##### Dataset excerpts

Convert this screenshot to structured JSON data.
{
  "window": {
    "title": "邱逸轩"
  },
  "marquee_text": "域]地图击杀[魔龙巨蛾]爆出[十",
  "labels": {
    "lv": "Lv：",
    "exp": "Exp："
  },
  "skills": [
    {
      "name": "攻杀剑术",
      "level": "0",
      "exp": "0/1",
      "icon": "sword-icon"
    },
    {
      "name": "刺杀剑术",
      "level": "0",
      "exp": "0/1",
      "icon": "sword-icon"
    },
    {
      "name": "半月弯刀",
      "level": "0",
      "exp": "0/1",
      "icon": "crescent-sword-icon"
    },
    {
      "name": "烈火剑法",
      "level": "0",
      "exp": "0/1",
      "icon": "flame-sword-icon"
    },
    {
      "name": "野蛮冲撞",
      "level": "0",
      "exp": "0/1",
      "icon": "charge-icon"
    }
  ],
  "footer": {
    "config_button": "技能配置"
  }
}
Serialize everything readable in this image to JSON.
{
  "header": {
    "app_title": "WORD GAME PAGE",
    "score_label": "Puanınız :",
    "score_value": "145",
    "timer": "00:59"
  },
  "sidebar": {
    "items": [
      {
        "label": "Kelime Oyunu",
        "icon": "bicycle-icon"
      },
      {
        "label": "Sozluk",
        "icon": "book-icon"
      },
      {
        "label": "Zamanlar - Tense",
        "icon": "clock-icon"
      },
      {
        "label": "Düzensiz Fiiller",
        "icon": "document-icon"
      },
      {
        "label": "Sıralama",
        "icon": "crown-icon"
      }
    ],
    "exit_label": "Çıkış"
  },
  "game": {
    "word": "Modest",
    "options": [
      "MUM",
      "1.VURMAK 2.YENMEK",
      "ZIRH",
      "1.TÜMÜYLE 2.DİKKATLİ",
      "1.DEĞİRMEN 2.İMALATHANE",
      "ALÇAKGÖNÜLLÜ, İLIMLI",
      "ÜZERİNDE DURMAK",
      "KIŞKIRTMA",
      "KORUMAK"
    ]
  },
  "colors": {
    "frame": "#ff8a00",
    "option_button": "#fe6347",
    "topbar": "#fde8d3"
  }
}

##########

Given request =
Collect the lines of the records that include the string "icon".

Expected answer =
      "icon": "sword-icon"
      "icon": "sword-icon"
      "icon": "crescent-sword-icon"
      "icon": "flame-sword-icon"
      "icon": "charge-icon"
        "icon": "bicycle-icon"
        "icon": "book-icon"
        "icon": "clock-icon"
        "icon": "document-icon"
        "icon": "crown-icon"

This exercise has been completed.